GIVEN PROBLEM »
Return only the line that contains "Convert this screenshot" and each line after it, through the last line of the data below, copied exactly.

Extracted records:
-- START --

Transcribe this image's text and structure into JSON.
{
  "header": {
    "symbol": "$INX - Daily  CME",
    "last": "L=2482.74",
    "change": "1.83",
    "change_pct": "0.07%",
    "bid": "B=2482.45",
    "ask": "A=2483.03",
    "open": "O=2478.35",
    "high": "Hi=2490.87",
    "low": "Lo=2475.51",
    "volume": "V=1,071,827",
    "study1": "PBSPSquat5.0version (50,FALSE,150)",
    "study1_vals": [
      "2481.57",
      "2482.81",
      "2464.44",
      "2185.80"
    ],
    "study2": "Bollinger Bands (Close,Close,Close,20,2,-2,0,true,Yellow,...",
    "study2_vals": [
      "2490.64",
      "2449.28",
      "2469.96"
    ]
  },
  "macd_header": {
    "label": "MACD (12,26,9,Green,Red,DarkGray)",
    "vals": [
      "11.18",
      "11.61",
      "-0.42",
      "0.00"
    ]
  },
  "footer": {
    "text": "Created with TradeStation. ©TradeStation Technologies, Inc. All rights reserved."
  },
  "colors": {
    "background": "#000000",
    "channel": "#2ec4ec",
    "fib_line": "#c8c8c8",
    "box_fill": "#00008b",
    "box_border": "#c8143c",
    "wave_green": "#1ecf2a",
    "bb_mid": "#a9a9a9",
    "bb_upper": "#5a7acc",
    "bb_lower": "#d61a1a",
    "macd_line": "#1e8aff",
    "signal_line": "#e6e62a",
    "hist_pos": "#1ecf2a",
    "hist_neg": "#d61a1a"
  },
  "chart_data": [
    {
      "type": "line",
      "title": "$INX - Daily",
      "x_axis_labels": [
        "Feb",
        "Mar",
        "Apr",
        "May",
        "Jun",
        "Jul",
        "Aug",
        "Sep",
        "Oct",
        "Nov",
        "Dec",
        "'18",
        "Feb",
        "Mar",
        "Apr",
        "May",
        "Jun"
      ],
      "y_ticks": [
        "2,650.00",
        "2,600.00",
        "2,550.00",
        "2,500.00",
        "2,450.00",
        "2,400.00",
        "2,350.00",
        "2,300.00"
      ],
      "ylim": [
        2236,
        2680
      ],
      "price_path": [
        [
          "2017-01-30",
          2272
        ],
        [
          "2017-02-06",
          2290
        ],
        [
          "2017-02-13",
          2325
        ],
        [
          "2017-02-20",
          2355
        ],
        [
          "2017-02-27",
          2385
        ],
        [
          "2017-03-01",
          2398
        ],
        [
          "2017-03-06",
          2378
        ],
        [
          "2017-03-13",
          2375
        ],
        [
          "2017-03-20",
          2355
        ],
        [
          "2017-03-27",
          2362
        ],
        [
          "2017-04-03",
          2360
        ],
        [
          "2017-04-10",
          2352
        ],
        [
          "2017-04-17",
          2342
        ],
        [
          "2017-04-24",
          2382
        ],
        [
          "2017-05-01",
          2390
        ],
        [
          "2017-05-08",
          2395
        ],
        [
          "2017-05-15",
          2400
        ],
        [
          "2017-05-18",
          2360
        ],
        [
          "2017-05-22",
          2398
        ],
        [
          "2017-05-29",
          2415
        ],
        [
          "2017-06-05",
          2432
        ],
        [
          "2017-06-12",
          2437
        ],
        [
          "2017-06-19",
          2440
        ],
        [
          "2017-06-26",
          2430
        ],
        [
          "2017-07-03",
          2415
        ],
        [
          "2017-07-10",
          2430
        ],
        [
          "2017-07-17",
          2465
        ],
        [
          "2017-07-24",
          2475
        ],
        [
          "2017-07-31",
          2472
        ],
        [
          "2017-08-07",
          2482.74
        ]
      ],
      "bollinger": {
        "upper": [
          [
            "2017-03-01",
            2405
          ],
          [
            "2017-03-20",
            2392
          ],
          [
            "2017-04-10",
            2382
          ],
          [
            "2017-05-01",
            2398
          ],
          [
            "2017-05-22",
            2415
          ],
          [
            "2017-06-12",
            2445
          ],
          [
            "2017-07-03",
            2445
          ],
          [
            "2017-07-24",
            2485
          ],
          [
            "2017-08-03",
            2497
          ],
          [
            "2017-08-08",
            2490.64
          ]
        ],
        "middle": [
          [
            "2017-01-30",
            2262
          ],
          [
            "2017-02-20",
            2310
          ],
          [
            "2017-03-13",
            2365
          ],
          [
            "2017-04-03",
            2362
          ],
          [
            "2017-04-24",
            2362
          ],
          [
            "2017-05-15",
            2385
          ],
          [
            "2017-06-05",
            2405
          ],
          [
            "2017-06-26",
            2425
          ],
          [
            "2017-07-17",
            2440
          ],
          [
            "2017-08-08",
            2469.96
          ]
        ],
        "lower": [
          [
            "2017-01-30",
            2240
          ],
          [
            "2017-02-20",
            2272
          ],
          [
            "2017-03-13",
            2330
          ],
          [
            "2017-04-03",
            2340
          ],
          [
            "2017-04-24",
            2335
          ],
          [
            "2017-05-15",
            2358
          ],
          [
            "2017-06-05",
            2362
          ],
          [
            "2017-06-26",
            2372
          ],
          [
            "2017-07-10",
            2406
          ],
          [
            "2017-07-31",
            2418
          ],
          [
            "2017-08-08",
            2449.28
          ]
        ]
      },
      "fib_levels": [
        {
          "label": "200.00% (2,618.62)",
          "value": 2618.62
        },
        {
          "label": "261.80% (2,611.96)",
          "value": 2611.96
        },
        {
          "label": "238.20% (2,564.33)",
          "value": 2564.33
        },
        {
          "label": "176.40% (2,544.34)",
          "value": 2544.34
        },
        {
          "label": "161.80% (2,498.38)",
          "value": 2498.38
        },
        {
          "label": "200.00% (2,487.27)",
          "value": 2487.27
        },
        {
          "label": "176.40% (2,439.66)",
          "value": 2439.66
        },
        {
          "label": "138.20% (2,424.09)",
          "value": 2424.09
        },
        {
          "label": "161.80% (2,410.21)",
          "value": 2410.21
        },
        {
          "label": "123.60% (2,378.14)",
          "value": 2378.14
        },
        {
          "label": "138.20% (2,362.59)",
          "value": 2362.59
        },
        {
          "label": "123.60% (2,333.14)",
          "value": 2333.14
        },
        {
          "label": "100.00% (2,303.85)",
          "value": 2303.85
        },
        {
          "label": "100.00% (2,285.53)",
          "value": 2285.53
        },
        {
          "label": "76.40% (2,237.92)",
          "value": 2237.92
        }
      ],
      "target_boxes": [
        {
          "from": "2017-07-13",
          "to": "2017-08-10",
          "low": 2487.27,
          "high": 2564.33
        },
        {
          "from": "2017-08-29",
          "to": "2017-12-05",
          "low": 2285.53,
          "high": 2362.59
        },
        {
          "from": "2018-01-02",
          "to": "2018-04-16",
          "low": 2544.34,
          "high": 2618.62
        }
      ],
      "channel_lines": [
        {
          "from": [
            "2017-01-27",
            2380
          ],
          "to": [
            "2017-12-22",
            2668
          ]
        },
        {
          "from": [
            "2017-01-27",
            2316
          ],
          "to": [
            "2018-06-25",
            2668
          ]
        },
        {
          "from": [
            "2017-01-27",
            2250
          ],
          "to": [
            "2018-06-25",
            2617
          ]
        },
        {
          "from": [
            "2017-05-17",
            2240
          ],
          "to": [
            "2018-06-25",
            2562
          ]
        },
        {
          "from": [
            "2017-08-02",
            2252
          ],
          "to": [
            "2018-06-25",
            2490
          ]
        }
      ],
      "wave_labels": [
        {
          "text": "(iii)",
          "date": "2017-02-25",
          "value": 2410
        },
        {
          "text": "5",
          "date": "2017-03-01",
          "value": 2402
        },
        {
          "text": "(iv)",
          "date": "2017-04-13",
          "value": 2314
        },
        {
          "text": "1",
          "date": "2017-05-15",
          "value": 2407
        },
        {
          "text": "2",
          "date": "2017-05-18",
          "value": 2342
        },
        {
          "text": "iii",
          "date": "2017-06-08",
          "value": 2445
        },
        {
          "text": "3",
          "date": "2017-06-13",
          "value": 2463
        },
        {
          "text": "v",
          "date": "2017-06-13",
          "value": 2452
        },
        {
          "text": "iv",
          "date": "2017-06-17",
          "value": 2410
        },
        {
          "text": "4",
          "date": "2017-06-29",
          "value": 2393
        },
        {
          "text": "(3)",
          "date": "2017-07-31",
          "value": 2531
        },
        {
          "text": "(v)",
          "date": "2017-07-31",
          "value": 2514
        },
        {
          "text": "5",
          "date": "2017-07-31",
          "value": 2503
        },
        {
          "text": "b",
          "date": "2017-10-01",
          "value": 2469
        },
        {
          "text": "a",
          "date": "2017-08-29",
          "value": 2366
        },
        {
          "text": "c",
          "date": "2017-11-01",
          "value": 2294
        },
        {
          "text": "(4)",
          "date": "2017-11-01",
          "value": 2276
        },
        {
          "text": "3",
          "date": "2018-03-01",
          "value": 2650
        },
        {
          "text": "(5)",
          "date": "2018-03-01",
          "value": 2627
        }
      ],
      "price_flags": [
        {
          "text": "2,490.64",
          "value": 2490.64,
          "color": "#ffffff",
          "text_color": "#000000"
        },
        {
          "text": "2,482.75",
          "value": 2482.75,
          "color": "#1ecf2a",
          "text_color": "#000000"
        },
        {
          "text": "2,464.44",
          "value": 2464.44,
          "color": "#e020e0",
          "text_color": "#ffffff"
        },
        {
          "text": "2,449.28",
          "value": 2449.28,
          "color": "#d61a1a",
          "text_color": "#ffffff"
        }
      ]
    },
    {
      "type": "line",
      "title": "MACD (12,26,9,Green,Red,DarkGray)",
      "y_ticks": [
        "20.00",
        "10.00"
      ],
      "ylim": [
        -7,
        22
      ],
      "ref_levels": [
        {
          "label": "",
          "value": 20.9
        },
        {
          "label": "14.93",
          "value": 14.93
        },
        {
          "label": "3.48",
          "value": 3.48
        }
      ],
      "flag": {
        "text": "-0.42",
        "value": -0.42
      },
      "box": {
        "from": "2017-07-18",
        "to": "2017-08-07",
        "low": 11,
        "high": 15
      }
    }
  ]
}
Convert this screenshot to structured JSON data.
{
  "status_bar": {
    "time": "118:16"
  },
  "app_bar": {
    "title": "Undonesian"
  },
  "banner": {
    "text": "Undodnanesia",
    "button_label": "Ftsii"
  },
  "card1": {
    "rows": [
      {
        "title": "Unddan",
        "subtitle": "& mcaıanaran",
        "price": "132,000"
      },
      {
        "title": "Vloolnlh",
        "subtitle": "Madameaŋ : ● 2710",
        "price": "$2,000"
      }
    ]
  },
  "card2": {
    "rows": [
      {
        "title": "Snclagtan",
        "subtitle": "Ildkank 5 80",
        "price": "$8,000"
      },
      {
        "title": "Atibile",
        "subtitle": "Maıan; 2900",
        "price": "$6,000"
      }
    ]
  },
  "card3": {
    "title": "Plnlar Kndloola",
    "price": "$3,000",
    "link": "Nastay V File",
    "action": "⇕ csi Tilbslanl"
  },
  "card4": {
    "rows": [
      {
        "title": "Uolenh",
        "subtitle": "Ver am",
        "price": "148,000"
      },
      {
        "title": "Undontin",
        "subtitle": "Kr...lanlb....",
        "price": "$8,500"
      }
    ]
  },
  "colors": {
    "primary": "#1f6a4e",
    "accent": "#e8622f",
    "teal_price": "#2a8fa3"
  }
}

-- END --

RESPONSE TO THE EXERCISE »
Convert this screenshot to structured JSON data.
{
  "status_bar": {
    "time": "118:16"
  },
  "app_bar": {
    "title": "Undonesian"
  },
  "banner": {
    "text": "Undodnanesia",
    "button_label": "Ftsii"
  },
  "card1": {
    "rows": [
      {
        "title": "Unddan",
        "subtitle": "& mcaıanaran",
        "price": "132,000"
      },
      {
        "title": "Vloolnlh",
        "subtitle": "Madameaŋ : ● 2710",
        "price": "$2,000"
      }
    ]
  },
  "card2": {
    "rows": [
      {
        "title": "Snclagtan",
        "subtitle": "Ildkank 5 80",
        "price": "$8,000"
      },
      {
        "title": "Atibile",
        "subtitle": "Maıan; 2900",
        "price": "$6,000"
      }
    ]
  },
  "card3": {
    "title": "Plnlar Kndloola",
    "price": "$3,000",
    "link": "Nastay V File",
    "action": "⇕ csi Tilbslanl"
  },
  "card4": {
    "rows": [
      {
        "title": "Uolenh",
        "subtitle": "Ver am",
        "price": "148,000"
      },
      {
        "title": "Undontin",
        "subtitle": "Kr...lanlb....",
        "price": "$8,500"
      }
    ]
  },
  "colors": {
    "primary": "#1f6a4e",
    "accent": "#e8622f",
    "teal_price": "#2a8fa3"
  }
}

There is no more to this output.